COBA misalnya, suatu hari anda sakit gigi geraham yang rasanya kayak digigitin rayap nonstop, begitu cari dokter spesialis gigi bedah mulut, ternyata antreannya sampai enam bulan ke depan. Kalau nungguin, bisa-bisa geraham sudah pindah alamat ke dunia lain. Ujung-ujungnya, orang Indonesia sering ambil jalan pintas, cabut sendiri pakai tang potong, atau lebih ekstrem lagi, pergi ke dukun gigi di pasar yang pegangannya bukan izin praktik, tapi palu kecil dan doa semangat 45.
Nah, beginilah gambaran krisis dokter spesialis kita, Menteri Kesehatan Budi Gunadi Sadikin sampai harus menggelar Konferensi Internasional demi mempercepat reformasi pendidikan spesialis.
Katanya, rumah sakit pendidikan akan ditambah dari 26 sentra jadi 300–500. Targetnya, produksi dokter spesialis naik dari 2.700 per tahun jadi 20 ribu per tahun. Kalau benar tercapai, ini bukan lagi kabar gembira, tapi bisa bikin rakyat terharu sambil nyanyi lagu perjuangan.
Kita sering bangga bilang penduduk Indonesia itu besar, 280 juta jiwa, potensial, pasar luas, tapi begitu dibandingin dengan negara lain, jumlah dokter spesialis kita ibarat nasi padang tanpa rendang.

===

■ **TUJUAN**: Sunting teks tentang dokter spesialis antara "Kita sering bangga" dan "padang tanpa rendang.", termasuk keduanya, lalu ganti "rendang" dengan "sambal".

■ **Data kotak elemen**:

===

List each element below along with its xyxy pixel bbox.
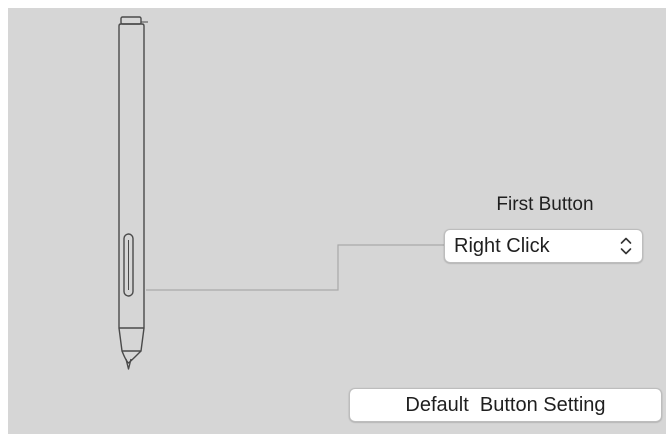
up-down-chevron-icon — [619, 235, 633, 257]
default-button-setting-button[interactable]: Default Button Setting — [349, 388, 662, 422]
stylus-pen-icon — [118, 16, 148, 370]
first-button-label: First Button — [496, 194, 594, 215]
first-button-select[interactable]: Right Click — [444, 229, 643, 263]
first-button-select-value: Right Click — [454, 234, 550, 257]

===

■ **LATIHAN TERJAWAB**:
Kita sering bangga bilang penduduk Indonesia itu besar, 280 juta jiwa, potensial, pasar luas, tapi begitu dibandingin dengan negara lain, jumlah dokter spesialis kita ibarat nasi padang tanpa sambal.